PROMPT: From the entries below, copy every line holding the word "hardening".
>> Start
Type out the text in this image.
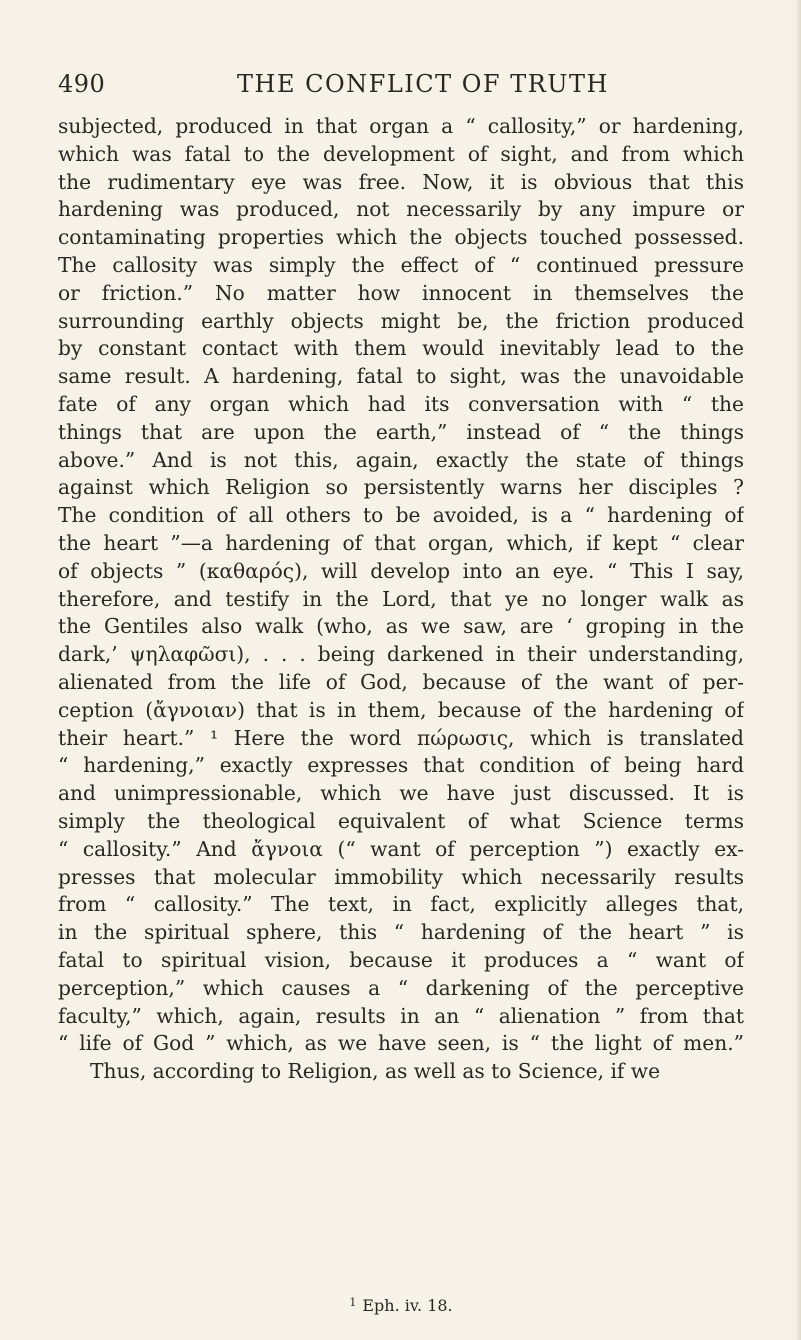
490	THE CONFLICT OF TRUTH
subjected, produced in that organ a “ callosity,” or hardening,
which was fatal to the development of sight, and from which
the rudimentary eye was free. Now, it is obvious that this
hardening was produced, not necessarily by any impure or
contaminating properties which the objects touched possessed.
The callosity was simply the effect of “ continued pressure
or friction.” No matter how innocent in themselves the
surrounding earthly objects might be, the friction produced
by constant contact with them would inevitably lead to the
same result. A hardening, fatal to sight, was the unavoidable
fate of any organ which had its conversation with “ the
things that are upon the earth,” instead of “ the things
above.” And is not this, again, exactly the state of things
against which Religion so persistently warns her disciples ?
The condition of all others to be avoided, is a “ hardening of
the heart ”—a hardening of that organ, which, if kept “ clear
of objects ” (καθαρός), will develop into an eye. “ This I say,
therefore, and testify in the Lord, that ye no longer walk as
the Gentiles also walk (who, as we saw, are ‘ groping in the
dark,’ ψηλαφῶσι), . . . being darkened in their understanding,
alienated from the life of God, because of the want of per-
ception (ἄγνοιαν) that is in them, because of the hardening of
their heart.” ¹ Here the word πώρωσις, which is translated
“ hardening,” exactly expresses that condition of being hard
and unimpressionable, which we have just discussed. It is
simply the theological equivalent of what Science terms
“ callosity.” And ἄγνοια (“ want of perception ”) exactly ex-
presses that molecular immobility which necessarily results
from “ callosity.” The text, in fact, explicitly alleges that,
in the spiritual sphere, this “ hardening of the heart ” is
fatal to spiritual vision, because it produces a “ want of
perception,” which causes a “ darkening of the perceptive
faculty,” which, again, results in an “ alienation ” from that
“ life of God ” which, as we have seen, is “ the light of men.”
Thus, according to Religion, as well as to Science, if we
$^1$ Eph. iv. 18.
>> End
OUTPUT OF THE EXERCISE:
subjected, produced in that organ a “ callosity,” or hardening,
hardening was produced, not necessarily by any impure or
same result. A hardening, fatal to sight, was the unavoidable
The condition of all others to be avoided, is a “ hardening of
the heart ”—a hardening of that organ, which, if kept “ clear
ception (ἄγνοιαν) that is in them, because of the hardening of
“ hardening,” exactly expresses that condition of being hard
in the spiritual sphere, this “ hardening of the heart ” is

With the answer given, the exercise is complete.